Tout le week-end, mon fil d'actualité sur les réseaux sociaux a été inondé de captures d'écran, de mèmes et de gros titres se moquant ou critiquant le modèle Gemini AI de Google, qualifié de "woke". Cette agitation a suivi l'admission de Google d'avoir "raté le coche" en produisant des images historiquement inexactes et trompeuses. Sur X (anciennement Twitter), les utilisateurs ont partagé des captures d'écran montrant les résultats de Gemini, dont un qui affirmait de manière absurde : "il n'est pas possible de dire définitivement qui a eu un impact négatif sur la société, Elon tweetant des mèmes ou Hitler." Le VC Marc Andreessen s'est particulièrement réjoui de republier ce type de contenu erroné et offensant, prétendant qu'il avait été "délibérément programmé avec la liste des personnes et des idées que ses créateurs haïssent."
Le contraste frappant entre l'enthousiasme initial autour du lancement de Gemini en décembre—perçu comme un concurrent de GPT-4—et le contrecoup qui a suivi est saisissant. L'année dernière, le New York Times a révélé que Google avait déclaré une "alerte rouge" après le lancement de ChatGPT en novembre 2022, entraînant un boom de l'IA générative menaçant de faire de l'ombre au géant technologique. Bien qu'ayant contribué aux technologies des développeurs derrière ChatGPT, Google a été prudent pour protéger son image. Des startups comme OpenAI semblaient disposées à prendre des risques pour croître rapidement. En réponse au succès de ChatGPT, le PDG de Google, Sundar Pichai, était apparemment fortement impliqué dans la redéfinition de la stratégie IA de l’entreprise.

*Consigne*. Reprenez l'article sur la polémique autour de Gemini de Google et poursuivez-le après sa dernière phrase. Le matériel qui suit n'a aucun rôle ici.

*Matériel présenté*.
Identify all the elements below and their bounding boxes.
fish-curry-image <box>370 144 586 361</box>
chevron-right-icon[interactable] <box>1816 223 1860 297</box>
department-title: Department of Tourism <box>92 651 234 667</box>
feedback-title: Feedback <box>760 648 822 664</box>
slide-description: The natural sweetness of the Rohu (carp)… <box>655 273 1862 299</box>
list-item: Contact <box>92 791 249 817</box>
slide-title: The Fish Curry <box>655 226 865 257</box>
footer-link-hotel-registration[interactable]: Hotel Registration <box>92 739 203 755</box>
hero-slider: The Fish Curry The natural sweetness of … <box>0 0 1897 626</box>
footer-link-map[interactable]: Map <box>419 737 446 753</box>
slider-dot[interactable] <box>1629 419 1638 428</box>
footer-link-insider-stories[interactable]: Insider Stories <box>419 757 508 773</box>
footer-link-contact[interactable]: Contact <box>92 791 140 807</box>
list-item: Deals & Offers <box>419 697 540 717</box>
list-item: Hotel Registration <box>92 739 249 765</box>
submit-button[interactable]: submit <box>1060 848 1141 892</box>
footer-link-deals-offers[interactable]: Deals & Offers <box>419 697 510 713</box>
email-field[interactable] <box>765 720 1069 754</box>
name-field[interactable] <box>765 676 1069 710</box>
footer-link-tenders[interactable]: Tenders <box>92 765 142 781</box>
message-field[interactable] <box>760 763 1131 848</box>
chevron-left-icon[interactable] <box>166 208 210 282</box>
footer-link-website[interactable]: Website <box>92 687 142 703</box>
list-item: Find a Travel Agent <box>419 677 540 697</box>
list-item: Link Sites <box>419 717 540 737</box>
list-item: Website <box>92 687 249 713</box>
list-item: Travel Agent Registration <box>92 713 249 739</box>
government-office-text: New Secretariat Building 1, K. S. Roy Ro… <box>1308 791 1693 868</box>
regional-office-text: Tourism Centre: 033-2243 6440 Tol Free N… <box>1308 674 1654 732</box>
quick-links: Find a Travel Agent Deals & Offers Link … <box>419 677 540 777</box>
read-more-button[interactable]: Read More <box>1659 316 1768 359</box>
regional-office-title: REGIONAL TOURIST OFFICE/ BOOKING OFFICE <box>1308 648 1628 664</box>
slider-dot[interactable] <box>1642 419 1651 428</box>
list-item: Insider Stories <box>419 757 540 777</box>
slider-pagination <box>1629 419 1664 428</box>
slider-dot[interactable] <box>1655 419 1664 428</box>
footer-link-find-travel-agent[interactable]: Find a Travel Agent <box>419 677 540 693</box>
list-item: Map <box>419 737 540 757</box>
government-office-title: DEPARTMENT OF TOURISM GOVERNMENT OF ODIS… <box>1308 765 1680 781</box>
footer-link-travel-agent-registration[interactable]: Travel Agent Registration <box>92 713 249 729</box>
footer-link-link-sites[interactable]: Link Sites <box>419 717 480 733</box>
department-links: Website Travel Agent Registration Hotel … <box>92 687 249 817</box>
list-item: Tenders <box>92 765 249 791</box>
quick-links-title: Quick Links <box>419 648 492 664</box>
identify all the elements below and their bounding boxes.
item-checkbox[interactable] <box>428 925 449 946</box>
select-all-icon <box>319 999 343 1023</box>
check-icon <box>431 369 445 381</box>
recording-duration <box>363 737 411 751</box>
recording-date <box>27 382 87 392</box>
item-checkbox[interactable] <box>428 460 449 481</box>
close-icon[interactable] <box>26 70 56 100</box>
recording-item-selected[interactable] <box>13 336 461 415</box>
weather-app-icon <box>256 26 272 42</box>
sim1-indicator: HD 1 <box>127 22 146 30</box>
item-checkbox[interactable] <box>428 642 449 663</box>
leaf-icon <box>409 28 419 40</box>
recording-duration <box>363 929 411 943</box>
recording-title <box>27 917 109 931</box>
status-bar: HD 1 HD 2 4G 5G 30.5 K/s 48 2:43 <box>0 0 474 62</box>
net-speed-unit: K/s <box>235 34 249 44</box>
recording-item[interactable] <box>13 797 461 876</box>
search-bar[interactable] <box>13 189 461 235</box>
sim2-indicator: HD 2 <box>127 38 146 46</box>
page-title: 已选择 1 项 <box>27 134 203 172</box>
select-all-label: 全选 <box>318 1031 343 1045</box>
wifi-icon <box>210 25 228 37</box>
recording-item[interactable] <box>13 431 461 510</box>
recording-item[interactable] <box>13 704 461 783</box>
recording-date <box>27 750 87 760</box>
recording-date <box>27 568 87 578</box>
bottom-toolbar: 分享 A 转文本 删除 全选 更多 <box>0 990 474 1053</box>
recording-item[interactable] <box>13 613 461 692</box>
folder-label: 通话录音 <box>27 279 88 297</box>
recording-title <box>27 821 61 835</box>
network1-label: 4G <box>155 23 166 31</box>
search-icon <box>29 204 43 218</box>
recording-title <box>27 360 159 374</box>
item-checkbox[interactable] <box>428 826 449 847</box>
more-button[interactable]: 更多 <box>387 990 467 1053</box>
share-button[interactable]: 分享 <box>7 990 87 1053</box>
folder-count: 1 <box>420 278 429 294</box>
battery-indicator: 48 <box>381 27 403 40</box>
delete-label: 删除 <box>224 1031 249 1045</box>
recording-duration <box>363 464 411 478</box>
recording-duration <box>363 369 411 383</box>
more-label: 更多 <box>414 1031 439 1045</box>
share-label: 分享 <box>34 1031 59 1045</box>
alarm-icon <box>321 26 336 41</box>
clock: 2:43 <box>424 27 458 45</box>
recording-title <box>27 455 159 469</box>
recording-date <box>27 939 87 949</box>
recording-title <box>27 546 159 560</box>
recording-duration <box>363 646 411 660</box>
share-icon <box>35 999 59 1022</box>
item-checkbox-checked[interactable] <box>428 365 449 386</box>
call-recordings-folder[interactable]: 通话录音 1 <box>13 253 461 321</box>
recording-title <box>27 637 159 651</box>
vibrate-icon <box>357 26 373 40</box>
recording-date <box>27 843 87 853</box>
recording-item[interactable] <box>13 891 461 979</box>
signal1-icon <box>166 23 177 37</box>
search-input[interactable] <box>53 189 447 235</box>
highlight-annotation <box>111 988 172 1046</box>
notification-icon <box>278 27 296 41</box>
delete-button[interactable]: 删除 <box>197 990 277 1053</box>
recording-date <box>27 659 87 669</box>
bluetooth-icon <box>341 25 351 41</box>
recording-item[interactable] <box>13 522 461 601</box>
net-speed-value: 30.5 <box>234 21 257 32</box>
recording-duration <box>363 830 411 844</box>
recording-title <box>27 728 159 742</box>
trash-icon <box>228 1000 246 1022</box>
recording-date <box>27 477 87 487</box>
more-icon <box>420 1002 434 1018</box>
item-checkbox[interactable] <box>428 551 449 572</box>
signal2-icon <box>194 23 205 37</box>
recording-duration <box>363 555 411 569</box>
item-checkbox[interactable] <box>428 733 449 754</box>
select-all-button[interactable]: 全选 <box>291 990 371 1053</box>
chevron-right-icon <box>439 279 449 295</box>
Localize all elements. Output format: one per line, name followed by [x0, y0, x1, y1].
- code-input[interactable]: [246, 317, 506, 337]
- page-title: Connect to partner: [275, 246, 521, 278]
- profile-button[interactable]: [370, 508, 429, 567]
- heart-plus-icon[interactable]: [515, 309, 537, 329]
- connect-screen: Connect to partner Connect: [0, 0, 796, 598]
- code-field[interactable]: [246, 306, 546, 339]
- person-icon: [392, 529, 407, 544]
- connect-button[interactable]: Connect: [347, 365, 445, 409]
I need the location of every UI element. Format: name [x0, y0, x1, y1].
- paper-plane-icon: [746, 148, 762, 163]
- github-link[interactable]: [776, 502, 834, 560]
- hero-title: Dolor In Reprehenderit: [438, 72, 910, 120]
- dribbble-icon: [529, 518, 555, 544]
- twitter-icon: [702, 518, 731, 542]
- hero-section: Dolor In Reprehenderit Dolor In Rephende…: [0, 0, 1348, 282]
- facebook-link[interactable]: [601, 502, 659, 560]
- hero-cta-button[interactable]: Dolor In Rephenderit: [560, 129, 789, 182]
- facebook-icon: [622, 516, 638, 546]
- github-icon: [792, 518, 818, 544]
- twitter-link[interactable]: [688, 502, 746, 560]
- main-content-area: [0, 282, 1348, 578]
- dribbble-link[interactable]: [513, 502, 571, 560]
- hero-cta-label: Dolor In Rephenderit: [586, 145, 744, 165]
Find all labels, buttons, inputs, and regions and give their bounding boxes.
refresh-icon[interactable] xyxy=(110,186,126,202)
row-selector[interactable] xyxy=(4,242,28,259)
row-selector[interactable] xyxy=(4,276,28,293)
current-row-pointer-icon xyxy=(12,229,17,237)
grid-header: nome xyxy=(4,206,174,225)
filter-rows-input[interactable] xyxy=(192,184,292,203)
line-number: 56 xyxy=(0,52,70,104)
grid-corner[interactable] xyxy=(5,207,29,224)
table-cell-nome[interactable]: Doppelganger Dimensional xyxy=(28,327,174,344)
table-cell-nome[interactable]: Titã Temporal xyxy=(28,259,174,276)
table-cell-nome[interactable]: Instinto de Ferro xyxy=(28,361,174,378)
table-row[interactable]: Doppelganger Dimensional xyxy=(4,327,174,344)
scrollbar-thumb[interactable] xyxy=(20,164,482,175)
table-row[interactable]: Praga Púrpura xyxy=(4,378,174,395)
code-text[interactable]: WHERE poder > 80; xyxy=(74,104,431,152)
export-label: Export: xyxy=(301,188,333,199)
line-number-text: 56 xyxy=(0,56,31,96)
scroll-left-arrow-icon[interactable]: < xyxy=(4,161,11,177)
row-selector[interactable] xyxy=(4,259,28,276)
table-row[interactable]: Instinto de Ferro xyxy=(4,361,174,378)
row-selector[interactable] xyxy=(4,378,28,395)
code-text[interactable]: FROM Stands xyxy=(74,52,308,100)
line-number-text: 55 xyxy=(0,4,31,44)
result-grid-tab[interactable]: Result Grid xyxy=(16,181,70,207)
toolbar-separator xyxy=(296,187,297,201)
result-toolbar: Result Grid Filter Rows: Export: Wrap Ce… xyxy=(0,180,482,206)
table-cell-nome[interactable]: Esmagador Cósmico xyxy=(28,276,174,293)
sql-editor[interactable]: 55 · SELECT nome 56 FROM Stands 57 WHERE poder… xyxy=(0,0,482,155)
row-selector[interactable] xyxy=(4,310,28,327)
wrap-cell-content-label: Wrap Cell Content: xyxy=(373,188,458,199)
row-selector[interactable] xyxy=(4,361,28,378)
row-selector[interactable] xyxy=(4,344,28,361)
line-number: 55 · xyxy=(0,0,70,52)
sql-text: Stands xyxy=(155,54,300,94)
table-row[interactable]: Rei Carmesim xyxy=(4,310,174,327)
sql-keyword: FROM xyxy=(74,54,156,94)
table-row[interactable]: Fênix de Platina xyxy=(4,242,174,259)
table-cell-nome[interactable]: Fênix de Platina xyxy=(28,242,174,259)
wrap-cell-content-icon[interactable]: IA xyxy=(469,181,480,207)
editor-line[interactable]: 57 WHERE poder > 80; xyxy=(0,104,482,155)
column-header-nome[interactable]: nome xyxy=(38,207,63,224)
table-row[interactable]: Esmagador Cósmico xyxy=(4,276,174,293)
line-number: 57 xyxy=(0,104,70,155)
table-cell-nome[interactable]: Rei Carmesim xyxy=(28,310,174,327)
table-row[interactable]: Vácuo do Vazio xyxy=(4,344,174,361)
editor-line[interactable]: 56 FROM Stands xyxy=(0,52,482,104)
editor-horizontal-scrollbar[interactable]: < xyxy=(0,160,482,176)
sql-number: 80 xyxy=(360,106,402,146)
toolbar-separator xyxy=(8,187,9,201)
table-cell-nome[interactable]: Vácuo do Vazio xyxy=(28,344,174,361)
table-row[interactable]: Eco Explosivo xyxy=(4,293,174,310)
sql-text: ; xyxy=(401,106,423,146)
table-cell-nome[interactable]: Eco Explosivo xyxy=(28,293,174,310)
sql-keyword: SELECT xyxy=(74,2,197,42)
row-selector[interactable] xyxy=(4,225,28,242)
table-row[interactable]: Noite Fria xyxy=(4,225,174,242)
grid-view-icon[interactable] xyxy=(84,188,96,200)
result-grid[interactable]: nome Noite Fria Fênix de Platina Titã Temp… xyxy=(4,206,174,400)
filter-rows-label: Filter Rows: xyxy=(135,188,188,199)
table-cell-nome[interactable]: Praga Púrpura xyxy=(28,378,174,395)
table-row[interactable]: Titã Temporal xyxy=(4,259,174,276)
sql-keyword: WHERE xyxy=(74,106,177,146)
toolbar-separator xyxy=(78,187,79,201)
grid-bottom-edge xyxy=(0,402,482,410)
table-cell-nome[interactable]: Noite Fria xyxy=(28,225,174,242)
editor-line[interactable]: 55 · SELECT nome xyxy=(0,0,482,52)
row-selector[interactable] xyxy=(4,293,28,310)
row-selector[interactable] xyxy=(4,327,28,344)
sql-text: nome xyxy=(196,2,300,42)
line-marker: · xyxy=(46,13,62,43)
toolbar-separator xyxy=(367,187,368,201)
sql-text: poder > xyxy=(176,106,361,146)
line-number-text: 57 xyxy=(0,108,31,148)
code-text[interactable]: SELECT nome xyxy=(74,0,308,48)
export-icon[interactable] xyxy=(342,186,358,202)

*Réponse produite*.
La tension entre le besoin d'innovation rapide et le maintien de la satisfaction des utilisateurs a probablement contribué au contrecoup contre Gemini. Google a été hésitant à lancer ses modèles de langage avancés (LLM) pour éviter le type de retombées qu'il connaît maintenant : la critique d'un IA produisant des résultats inappropriés. Ce n'est pas la première fois que Google est confronté à une controverse sur les LLM. En juin 2022, l'ingénieur Blake Lemoine a affirmé que LaMDA, la technologie de chatbot de Google, était sensible. Lemoine, qui avait travaillé dans l'équipe IA responsable de Google, avait testé LaMDA pour détecter des signes de langage discriminatoire mais a finalement divulgué des transcriptions de ses interactions, où il demandait à l'IA ses pronoms préférés.
À cette époque, Google et son laboratoire de recherche, DeepMind, faisaient preuve de prudence dans le domaine des LLM. DeepMind prévoyait de lancer son chatbot Sparrow en beta privée, tout en soulignant que Sparrow n'était "pas à l'abri des erreurs." Les startups comme OpenAI et Anthropic ne font pas face aux mêmes pressions que Google. Comme le notait un précédent article du New York Times, Google peine à déployer des IA avancées de manière responsable, des discussions internes reconnaissant que les entreprises plus petites agissent avec moins de contraintes. Google a compris qu'il devait s'engager avec l'industrie ou risquer d'être laissé pour compte.
Aujourd'hui, Google est entièrement engagé dans l'IA générative, mais cet engagement apporte son lot de défis. Contrairement à OpenAI, qui ne doit pas répondre aux exigences des actionnaires ni à des bases d'utilisateurs massives dépendant de ses produits traditionnels, Google doit gérer un ensemble complexe d'obligations. Toutes les entreprises de LLM doivent faire face à des problèmes tels que les hallucinations ; la semaine dernière, ChatGPT a produit des réponses incohérentes et a déclaré que le problème était en cours de traitement. Bien que ces résultats ne suscitent pas la même controverse que ceux de Gemini, les attentes envers Google demeurent élevées. En tant qu’acteur établi dans le domaine de l'IA, il fait face à un examen que les entreprises plus petites ne connaissent pas.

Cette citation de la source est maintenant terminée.